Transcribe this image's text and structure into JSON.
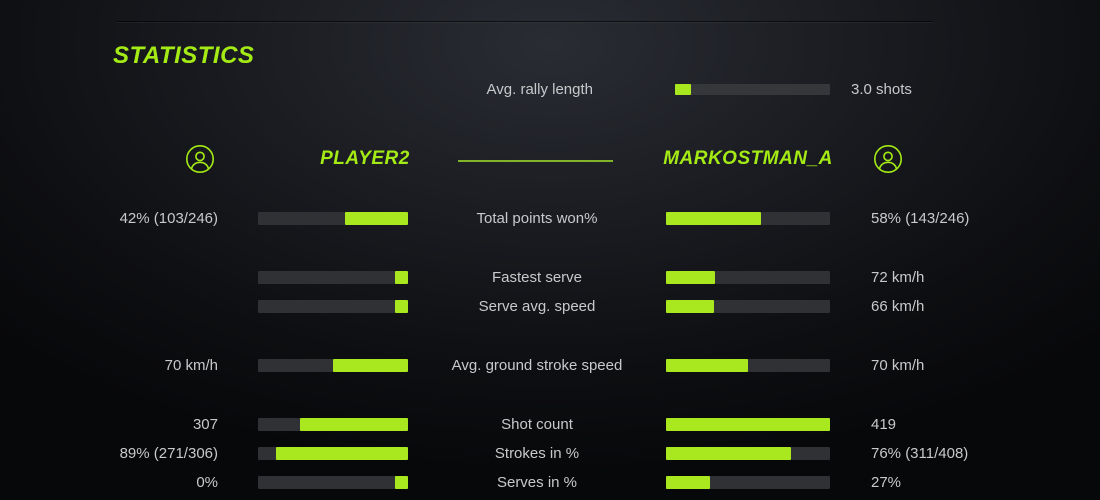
{
  "title": "STATISTICS",
  "colors": {
    "accent": "#a4eb15",
    "bar_fill": "#a9e81e",
    "bar_track": "#303134",
    "text": "#c7c9cb"
  },
  "rally": {
    "label": "Avg. rally length",
    "value": "3.0 shots",
    "pct": 10
  },
  "players": {
    "left": {
      "name": "PLAYER2",
      "icon": "user-icon"
    },
    "right": {
      "name": "MARKOSTMAN_A",
      "icon": "user-icon"
    }
  },
  "rows": [
    {
      "label": "Total points won%",
      "left_value": "42% (103/246)",
      "left_pct": 42,
      "right_value": "58% (143/246)",
      "right_pct": 58
    },
    {
      "label": "Fastest serve",
      "left_value": "",
      "left_pct": 9,
      "right_value": "72 km/h",
      "right_pct": 30
    },
    {
      "label": "Serve avg. speed",
      "left_value": "",
      "left_pct": 9,
      "right_value": "66 km/h",
      "right_pct": 29
    },
    {
      "label": "Avg. ground stroke speed",
      "left_value": "70 km/h",
      "left_pct": 50,
      "right_value": "70 km/h",
      "right_pct": 50
    },
    {
      "label": "Shot count",
      "left_value": "307",
      "left_pct": 72,
      "right_value": "419",
      "right_pct": 100
    },
    {
      "label": "Strokes in %",
      "left_value": "89% (271/306)",
      "left_pct": 88,
      "right_value": "76% (311/408)",
      "right_pct": 76
    },
    {
      "label": "Serves in %",
      "left_value": "0%",
      "left_pct": 9,
      "right_value": "27%",
      "right_pct": 27
    }
  ]
}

____________

Short problem:
Locate each line with the word "label" and copy it.

The output:
    "label": "Avg. rally length",
      "label": "Total points won%",
      "label": "Fastest serve",
      "label": "Serve avg. speed",
      "label": "Avg. ground stroke speed",
      "label": "Shot count",
      "label": "Strokes in %",
      "label": "Serves in %",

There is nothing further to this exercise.